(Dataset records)
Begin

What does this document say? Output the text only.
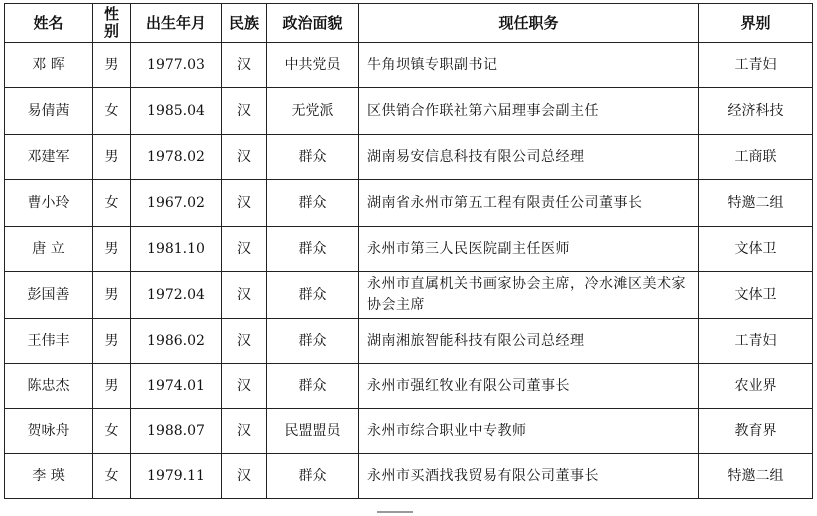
姓名	性别	出生年月	民族	政治面貌	现任职务	界别
邓 晖	男	1977.03	汉	中共党员	牛角坝镇专职副书记	工青妇
易倩茜	女	1985.04	汉	无党派	区供销合作联社第六届理事会副主任	经济科技
邓建军	男	1978.02	汉	群众	湖南易安信息科技有限公司总经理	工商联
曹小玲	女	1967.02	汉	群众	湖南省永州市第五工程有限责任公司董事长	特邀二组
唐 立	男	1981.10	汉	群众	永州市第三人民医院副主任医师	文体卫
彭国善	男	1972.04	汉	群众	永州市直属机关书画家协会主席，冷水滩区美术家协会主席	文体卫
王伟丰	男	1986.02	汉	群众	湖南湘旅智能科技有限公司总经理	工青妇
陈忠杰	男	1974.01	汉	群众	永州市强红牧业有限公司董事长	农业界
贺咏舟	女	1988.07	汉	民盟盟员	永州市综合职业中专教师	教育界
李 瑛	女	1979.11	汉	群众	永州市买酒找我贸易有限公司董事长	特邀二组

End

**Task description:** Show each line holding the word "特邀二组".

**Task answer:**
曹小玲	女	1967.02	汉	群众	湖南省永州市第五工程有限责任公司董事长	特邀二组
李 瑛	女	1979.11	汉	群众	永州市买酒找我贸易有限公司董事长	特邀二组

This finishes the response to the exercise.